Records:
"""
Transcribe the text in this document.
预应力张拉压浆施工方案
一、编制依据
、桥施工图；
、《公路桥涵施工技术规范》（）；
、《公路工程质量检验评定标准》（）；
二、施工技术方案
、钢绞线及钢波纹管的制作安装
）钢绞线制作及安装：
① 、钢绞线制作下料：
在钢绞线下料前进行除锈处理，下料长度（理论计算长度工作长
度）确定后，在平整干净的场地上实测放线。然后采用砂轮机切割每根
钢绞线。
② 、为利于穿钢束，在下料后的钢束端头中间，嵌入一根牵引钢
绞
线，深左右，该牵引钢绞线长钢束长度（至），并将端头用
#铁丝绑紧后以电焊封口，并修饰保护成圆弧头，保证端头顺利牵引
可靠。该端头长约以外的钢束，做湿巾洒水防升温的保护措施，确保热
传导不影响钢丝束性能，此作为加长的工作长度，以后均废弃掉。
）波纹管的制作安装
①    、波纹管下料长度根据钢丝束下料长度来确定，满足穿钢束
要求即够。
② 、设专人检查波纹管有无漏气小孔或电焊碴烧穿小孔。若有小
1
"""
● **Exercise description**: Quote each line above in full, word for word.

● **Response to this task**:
Transcribe the text in this document.
预应力张拉压浆施工方案
一、编制依据
、桥施工图；
、《公路桥涵施工技术规范》（）；
、《公路工程质量检验评定标准》（）；
二、施工技术方案
、钢绞线及钢波纹管的制作安装
）钢绞线制作及安装：
① 、钢绞线制作下料：
在钢绞线下料前进行除锈处理，下料长度（理论计算长度工作长
度）确定后，在平整干净的场地上实测放线。然后采用砂轮机切割每根
钢绞线。
② 、为利于穿钢束，在下料后的钢束端头中间，嵌入一根牵引钢
绞
线，深左右，该牵引钢绞线长钢束长度（至），并将端头用
#铁丝绑紧后以电焊封口，并修饰保护成圆弧头，保证端头顺利牵引
可靠。该端头长约以外的钢束，做湿巾洒水防升温的保护措施，确保热
传导不影响钢丝束性能，此作为加长的工作长度，以后均废弃掉。
）波纹管的制作安装
①    、波纹管下料长度根据钢丝束下料长度来确定，满足穿钢束
要求即够。
② 、设专人检查波纹管有无漏气小孔或电焊碴烧穿小孔。若有小
1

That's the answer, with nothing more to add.